Records from a collection of figures:
▽

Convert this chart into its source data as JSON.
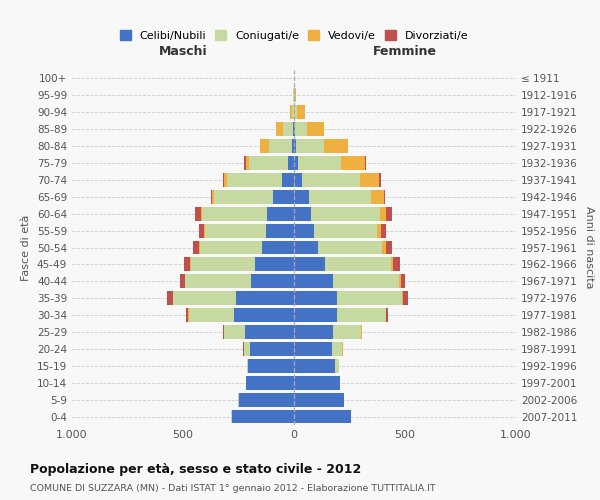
{
  "age_groups": [
    "0-4",
    "5-9",
    "10-14",
    "15-19",
    "20-24",
    "25-29",
    "30-34",
    "35-39",
    "40-44",
    "45-49",
    "50-54",
    "55-59",
    "60-64",
    "65-69",
    "70-74",
    "75-79",
    "80-84",
    "85-89",
    "90-94",
    "95-99",
    "100+"
  ],
  "birth_years": [
    "2007-2011",
    "2002-2006",
    "1997-2001",
    "1992-1996",
    "1987-1991",
    "1982-1986",
    "1977-1981",
    "1972-1976",
    "1967-1971",
    "1962-1966",
    "1957-1961",
    "1952-1956",
    "1947-1951",
    "1942-1946",
    "1937-1941",
    "1932-1936",
    "1927-1931",
    "1922-1926",
    "1917-1921",
    "1912-1916",
    "≤ 1911"
  ],
  "males": {
    "celibi": [
      280,
      250,
      215,
      205,
      200,
      220,
      270,
      260,
      195,
      175,
      145,
      125,
      120,
      95,
      55,
      28,
      8,
      5,
      2,
      1,
      0
    ],
    "coniugati": [
      2,
      2,
      2,
      5,
      25,
      95,
      205,
      285,
      295,
      290,
      280,
      275,
      295,
      265,
      245,
      175,
      105,
      45,
      8,
      3,
      0
    ],
    "vedovi": [
      0,
      0,
      0,
      0,
      2,
      2,
      2,
      2,
      2,
      2,
      3,
      5,
      5,
      10,
      15,
      15,
      40,
      30,
      10,
      2,
      0
    ],
    "divorziati": [
      0,
      0,
      0,
      0,
      2,
      2,
      10,
      25,
      20,
      30,
      25,
      25,
      25,
      5,
      5,
      5,
      2,
      0,
      0,
      0,
      0
    ]
  },
  "females": {
    "nubili": [
      255,
      225,
      205,
      185,
      170,
      175,
      195,
      195,
      175,
      140,
      110,
      88,
      78,
      68,
      38,
      18,
      8,
      4,
      2,
      1,
      0
    ],
    "coniugate": [
      2,
      2,
      3,
      18,
      48,
      128,
      218,
      292,
      300,
      298,
      288,
      285,
      308,
      278,
      258,
      195,
      125,
      55,
      10,
      2,
      0
    ],
    "vedove": [
      0,
      0,
      0,
      0,
      2,
      2,
      2,
      2,
      5,
      10,
      15,
      18,
      28,
      58,
      88,
      108,
      108,
      78,
      38,
      5,
      0
    ],
    "divorziate": [
      0,
      0,
      0,
      0,
      2,
      2,
      10,
      25,
      20,
      28,
      28,
      22,
      28,
      5,
      8,
      5,
      2,
      0,
      0,
      0,
      0
    ]
  },
  "color_celibi": "#4472c4",
  "color_coniugati": "#c5d9a0",
  "color_vedovi": "#f0b040",
  "color_divorziati": "#c0504d",
  "xlim": 1000,
  "title": "Popolazione per età, sesso e stato civile - 2012",
  "subtitle": "COMUNE DI SUZZARA (MN) - Dati ISTAT 1° gennaio 2012 - Elaborazione TUTTITALIA.IT",
  "xlabel_left": "Maschi",
  "xlabel_right": "Femmine",
  "ylabel_left": "Fasce di età",
  "ylabel_right": "Anni di nascita",
  "bg_color": "#f8f8f8",
  "grid_color": "#cccccc"
}
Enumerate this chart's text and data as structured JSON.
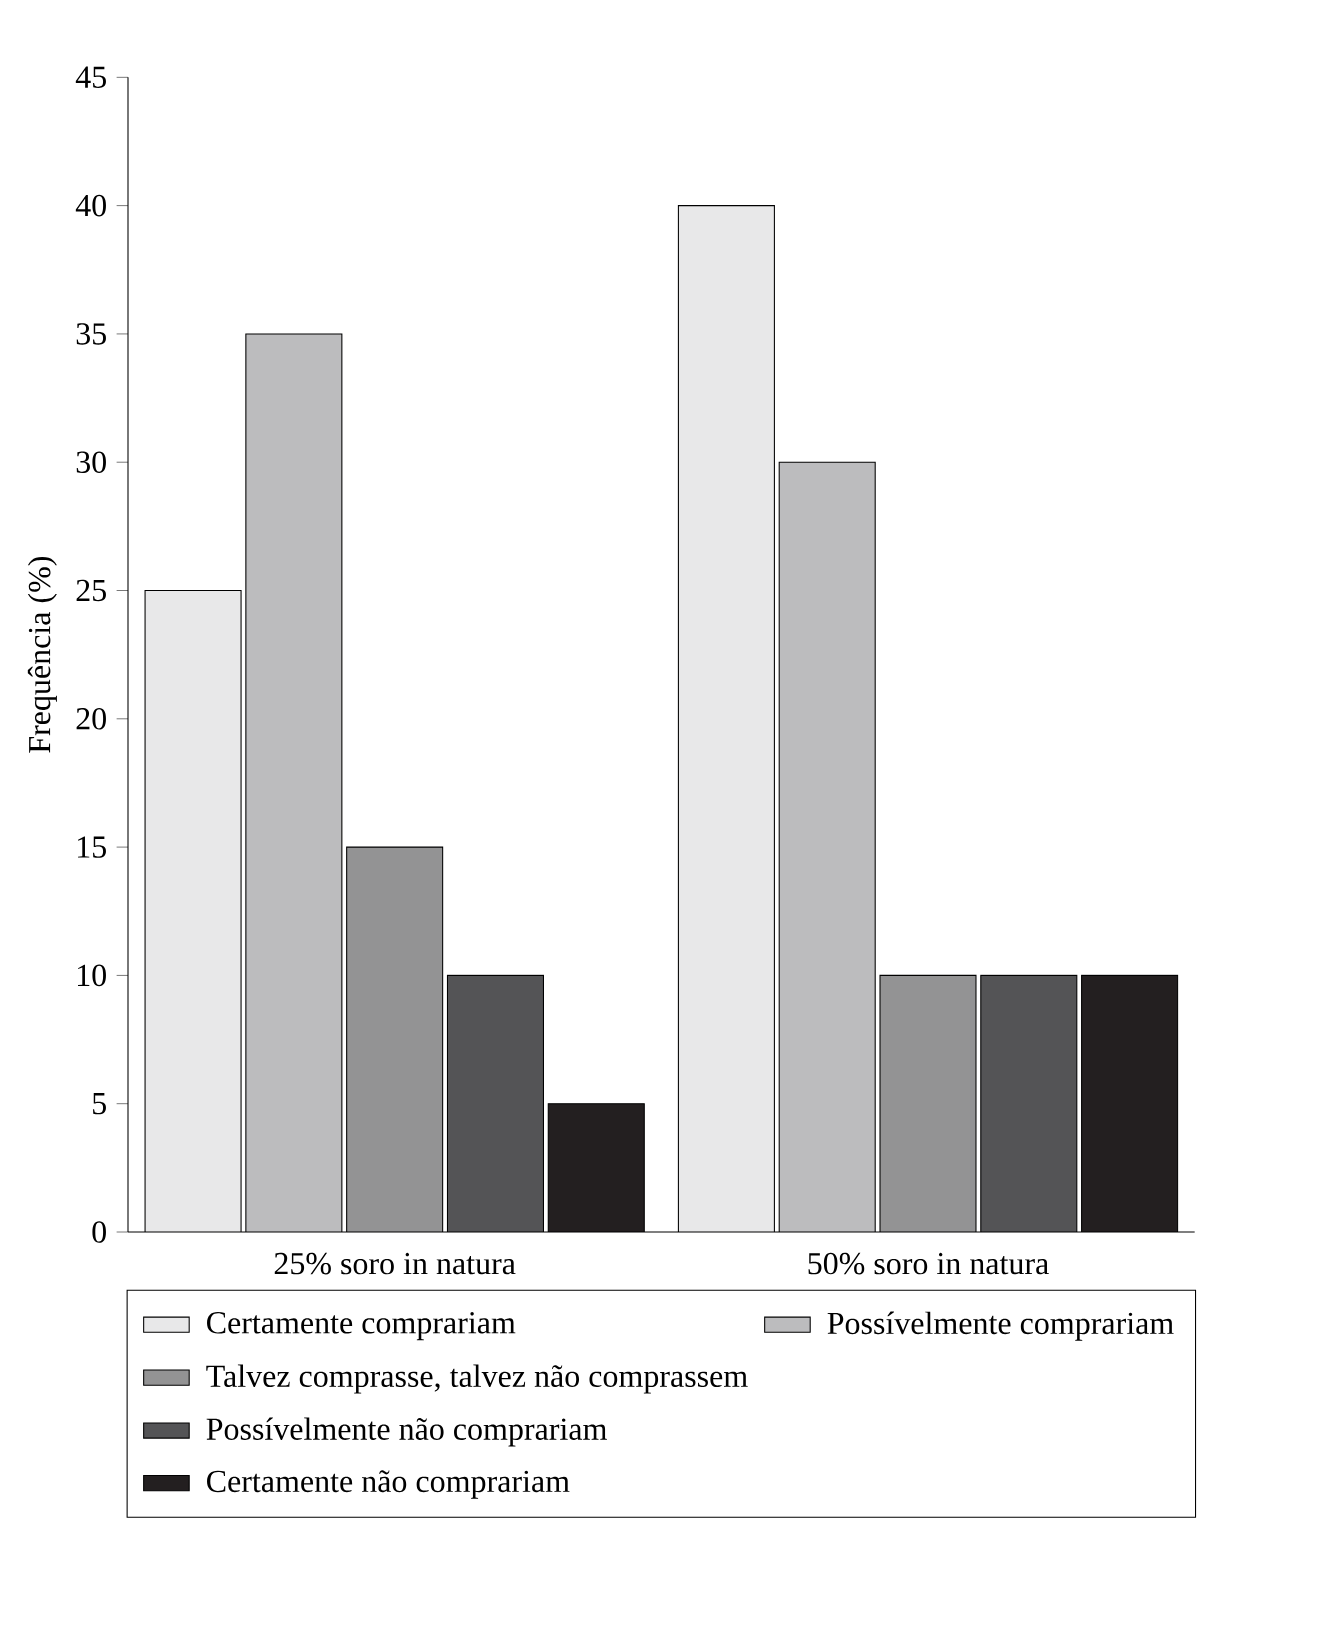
{
  "chart_data": {
    "type": "bar",
    "ylabel": "Frequência (%)",
    "categories": [
      "25% soro in natura",
      "50% soro in natura"
    ],
    "series": [
      {
        "name": "Certamente comprariam",
        "color": "#e8e8e9",
        "values": [
          25,
          40
        ]
      },
      {
        "name": "Possívelmente comprariam",
        "color": "#bcbcbe",
        "values": [
          35,
          30
        ]
      },
      {
        "name": "Talvez comprasse, talvez não comprassem",
        "color": "#939394",
        "values": [
          15,
          10
        ]
      },
      {
        "name": "Possívelmente não comprariam",
        "color": "#545456",
        "values": [
          10,
          10
        ]
      },
      {
        "name": "Certamente não comprariam",
        "color": "#231f20",
        "values": [
          5,
          10
        ]
      }
    ],
    "ylim": [
      0,
      45
    ],
    "yticks": [
      0,
      5,
      10,
      15,
      20,
      25,
      30,
      35,
      40,
      45
    ],
    "grid": false,
    "legend": "bottom"
  }
}
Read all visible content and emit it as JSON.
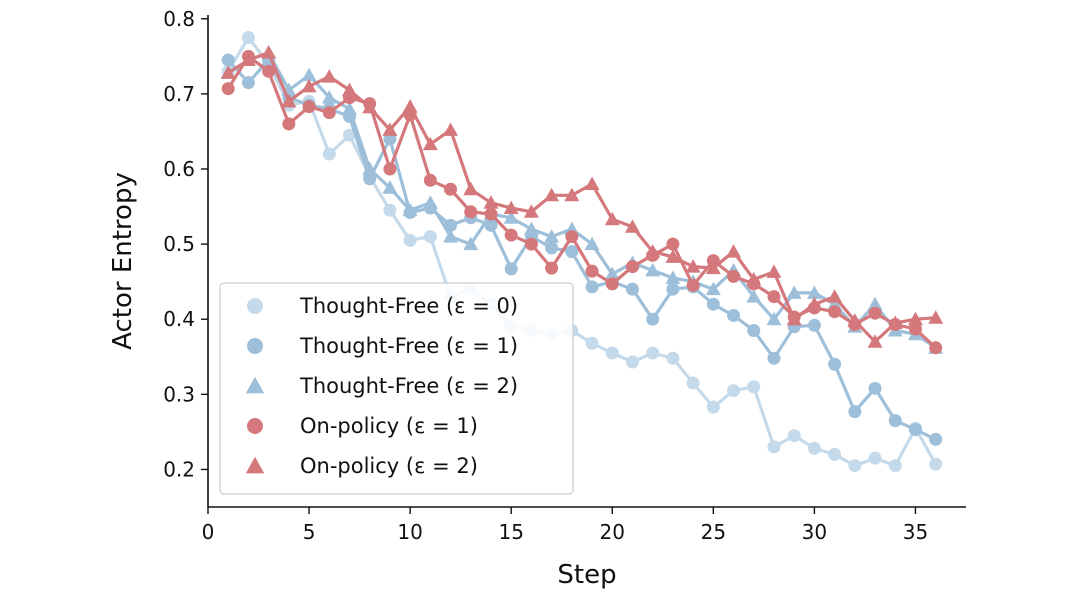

△

* [What you will do] Except for the pictures, copy the material above exactly.

* [Output for this exercise]
Convert this chart into its source data as JSON.
{
  "age_groups": [
    "0-4",
    "5-9",
    "10-14",
    "15-19",
    "20-24",
    "25-29",
    "30-34",
    "35-39",
    "40-44",
    "45-49",
    "50-54",
    "55-59",
    "60-64",
    "65-69",
    "70-74",
    "75-79",
    "80-84",
    "85-89",
    "90-94",
    "95-99",
    "100+"
  ],
  "birth_years": [
    "2007-2011",
    "2002-2006",
    "1997-2001",
    "1992-1996",
    "1987-1991",
    "1982-1986",
    "1977-1981",
    "1972-1976",
    "1967-1971",
    "1962-1966",
    "1957-1961",
    "1952-1956",
    "1947-1951",
    "1942-1946",
    "1937-1941",
    "1932-1936",
    "1927-1931",
    "1922-1926",
    "1917-1921",
    "1912-1916",
    "≤ 1911"
  ],
  "males": {
    "celibi": [
      280,
      250,
      215,
      205,
      200,
      220,
      270,
      260,
      195,
      175,
      145,
      125,
      120,
      95,
      55,
      28,
      8,
      5,
      2,
      1,
      0
    ],
    "coniugati": [
      2,
      2,
      2,
      5,
      25,
      95,
      205,
      285,
      295,
      290,
      280,
      275,
      295,
      265,
      245,
      175,
      105,
      45,
      8,
      3,
      0
    ],
    "vedovi": [
      0,
      0,
      0,
      0,
      2,
      2,
      2,
      2,
      2,
      2,
      3,
      5,
      5,
      10,
      15,
      15,
      40,
      30,
      10,
      2,
      0
    ],
    "divorziati": [
      0,
      0,
      0,
      0,
      2,
      2,
      10,
      25,
      20,
      30,
      25,
      25,
      25,
      5,
      5,
      5,
      2,
      0,
      0,
      0,
      0
    ]
  },
  "females": {
    "nubili": [
      255,
      225,
      205,
      185,
      170,
      175,
      195,
      195,
      175,
      140,
      110,
      88,
      78,
      68,
      38,
      18,
      8,
      4,
      2,
      1,
      0
    ],
    "coniugate": [
      2,
      2,
      3,
      18,
      48,
      128,
      218,
      292,
      300,
      298,
      288,
      285,
      308,
      278,
      258,
      195,
      125,
      55,
      10,
      2,
      0
    ],
    "vedove": [
      0,
      0,
      0,
      0,
      2,
      2,
      2,
      2,
      5,
      10,
      15,
      18,
      28,
      58,
      88,
      108,
      108,
      78,
      38,
      5,
      0
    ],
    "divorziate": [
      0,
      0,
      0,
      0,
      2,
      2,
      10,
      25,
      20,
      28,
      28,
      22,
      28,
      5,
      8,
      5,
      2,
      0,
      0,
      0,
      0
    ]
  },
  "color_celibi": "#4472c4",
  "color_coniugati": "#c5d9a0",
  "color_vedovi": "#f0b040",
  "color_divorziati": "#c0504d",
  "xlim": 1000,
  "title": "Popolazione per età, sesso e stato civile - 2012",
  "subtitle": "COMUNE DI SUZZARA (MN) - Dati ISTAT 1° gennaio 2012 - Elaborazione TUTTITALIA.IT",
  "xlabel_left": "Maschi",
  "xlabel_right": "Femmine",
  "ylabel_left": "Fasce di età",
  "ylabel_right": "Anni di nascita",
  "bg_color": "#f8f8f8",
  "grid_color": "#cccccc"
}
Enumerate this chart's text and data as structured JSON.
{
  "chart_data": {
    "type": "bar",
    "ylabel": "Frequência (%)",
    "categories": [
      "25% soro in natura",
      "50% soro in natura"
    ],
    "series": [
      {
        "name": "Certamente comprariam",
        "color": "#e8e8e9",
        "values": [
          25,
          40
        ]
      },
      {
        "name": "Possívelmente comprariam",
        "color": "#bcbcbe",
        "values": [
          35,
          30
        ]
      },
      {
        "name": "Talvez comprasse, talvez não comprassem",
        "color": "#939394",
        "values": [
          15,
          10
        ]
      },
      {
        "name": "Possívelmente não comprariam",
        "color": "#545456",
        "values": [
          10,
          10
        ]
      },
      {
        "name": "Certamente não comprariam",
        "color": "#231f20",
        "values": [
          5,
          10
        ]
      }
    ],
    "ylim": [
      0,
      45
    ],
    "yticks": [
      0,
      5,
      10,
      15,
      20,
      25,
      30,
      35,
      40,
      45
    ],
    "grid": false,
    "legend": "bottom"
  }
}
Read all visible content and emit it as JSON.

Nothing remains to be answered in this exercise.